* **PROBLEM TO SOLVE**:
Identify every line in the data below that contains the string "TANCRED", and copy each such line. Case counts.

-------- INPUT RECORDS --------

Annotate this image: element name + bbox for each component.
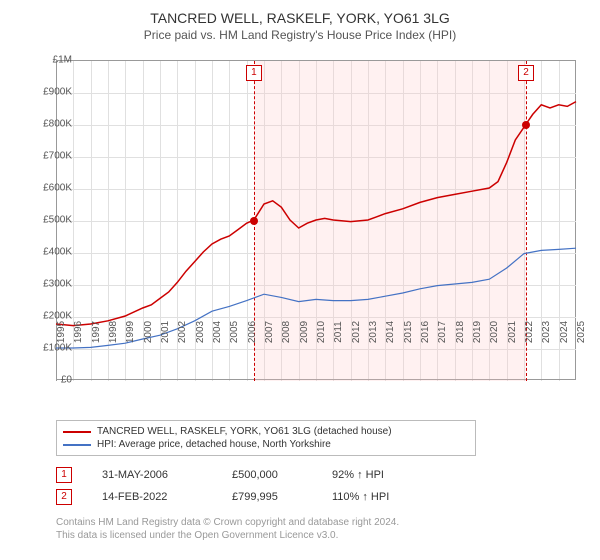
x-tick-label: 2009 (299, 321, 310, 343)
x-tick-label: 2015 (403, 321, 414, 343)
x-tick-label: 2018 (455, 321, 466, 343)
legend-item: TANCRED WELL, RASKELF, YORK, YO61 3LG (d… (63, 425, 469, 438)
chart-legend: TANCRED WELL, RASKELF, YORK, YO61 3LG (d… (56, 420, 476, 456)
x-tick-label: 2020 (489, 321, 500, 343)
sale-price: £500,000 (232, 469, 302, 481)
y-tick-label: £200K (43, 311, 72, 322)
y-tick-label: £900K (43, 87, 72, 98)
sales-table: 1 31-MAY-2006 £500,000 92% ↑ HPI 2 14-FEB-202… (56, 464, 422, 508)
x-tick-label: 2003 (195, 321, 206, 343)
x-tick-label: 2016 (420, 321, 431, 343)
sale-hpi: 92% ↑ HPI (332, 469, 422, 481)
sale-date: 31-MAY-2006 (102, 469, 202, 481)
x-tick-label: 1998 (108, 321, 119, 343)
x-tick-label: 2000 (143, 321, 154, 343)
x-tick-label: 1999 (125, 321, 136, 343)
sale-hpi: 110% ↑ HPI (332, 491, 422, 503)
series-line (56, 102, 576, 326)
x-tick-label: 2004 (212, 321, 223, 343)
y-tick-label: £100K (43, 343, 72, 354)
y-tick-label: £1M (53, 55, 72, 66)
x-tick-label: 2008 (281, 321, 292, 343)
x-tick-label: 2023 (541, 321, 552, 343)
x-tick-label: 2021 (507, 321, 518, 343)
footer-line-2: This data is licensed under the Open Gov… (56, 529, 566, 542)
x-tick-label: 2006 (247, 321, 258, 343)
chart-subtitle: Price paid vs. HM Land Registry's House … (0, 26, 600, 46)
sale-row: 2 14-FEB-2022 £799,995 110% ↑ HPI (56, 486, 422, 508)
sale-index-box: 2 (56, 489, 72, 505)
y-tick-label: £600K (43, 183, 72, 194)
legend-label: HPI: Average price, detached house, Nort… (97, 439, 331, 450)
x-tick-label: 2007 (264, 321, 275, 343)
x-tick-label: 2002 (177, 321, 188, 343)
x-tick-label: 1997 (91, 321, 102, 343)
footer-line-1: Contains HM Land Registry data © Crown c… (56, 516, 566, 529)
legend-label: TANCRED WELL, RASKELF, YORK, YO61 3LG (d… (97, 426, 392, 437)
x-tick-label: 1995 (56, 321, 67, 343)
x-tick-label: 2019 (472, 321, 483, 343)
x-tick-label: 2013 (368, 321, 379, 343)
x-tick-label: 2025 (576, 321, 587, 343)
x-tick-label: 1996 (73, 321, 84, 343)
x-tick-label: 2012 (351, 321, 362, 343)
x-tick-label: 2010 (316, 321, 327, 343)
x-tick-label: 2024 (559, 321, 570, 343)
y-tick-label: £400K (43, 247, 72, 258)
x-tick-label: 2011 (333, 321, 344, 343)
footer-attribution: Contains HM Land Registry data © Crown c… (56, 516, 566, 542)
x-tick-label: 2014 (385, 321, 396, 343)
chart-title: TANCRED WELL, RASKELF, YORK, YO61 3LG (0, 0, 600, 26)
y-tick-label: £800K (43, 119, 72, 130)
y-tick-label: £0 (61, 375, 72, 386)
y-tick-label: £500K (43, 215, 72, 226)
sale-index-box: 1 (56, 467, 72, 483)
y-tick-label: £700K (43, 151, 72, 162)
x-tick-label: 2005 (229, 321, 240, 343)
x-tick-label: 2022 (524, 321, 535, 343)
sale-price: £799,995 (232, 491, 302, 503)
x-tick-label: 2001 (160, 321, 171, 343)
sale-date: 14-FEB-2022 (102, 491, 202, 503)
sale-row: 1 31-MAY-2006 £500,000 92% ↑ HPI (56, 464, 422, 486)
legend-item: HPI: Average price, detached house, Nort… (63, 438, 469, 451)
legend-swatch (63, 431, 91, 433)
y-tick-label: £300K (43, 279, 72, 290)
legend-swatch (63, 444, 91, 446)
chart-container: TANCRED WELL, RASKELF, YORK, YO61 3LG Pr… (0, 0, 600, 560)
x-tick-label: 2017 (437, 321, 448, 343)
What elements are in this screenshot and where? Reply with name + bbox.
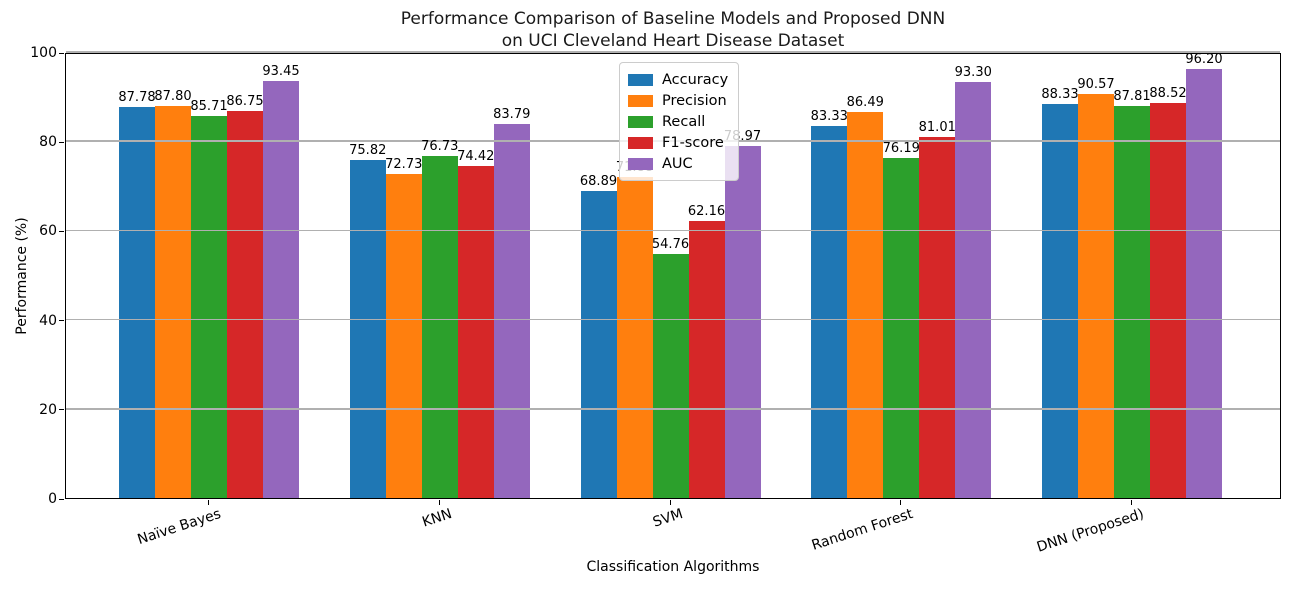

--------

* **WRITTEN SOLUTION**:
legend-item: TANCRED WELL, RASKELF, YORK, YO61 3LG (d… (63, 425, 469, 438)
chart-legend: TANCRED WELL, RASKELF, YORK, YO61 3LG (d… (56, 420, 476, 456)
legend-label: TANCRED WELL, RASKELF, YORK, YO61 3LG (d… (97, 426, 392, 437)
chart-title: TANCRED WELL, RASKELF, YORK, YO61 3LG (0, 0, 600, 26)
chart-container: TANCRED WELL, RASKELF, YORK, YO61 3LG Pr… (0, 0, 600, 560)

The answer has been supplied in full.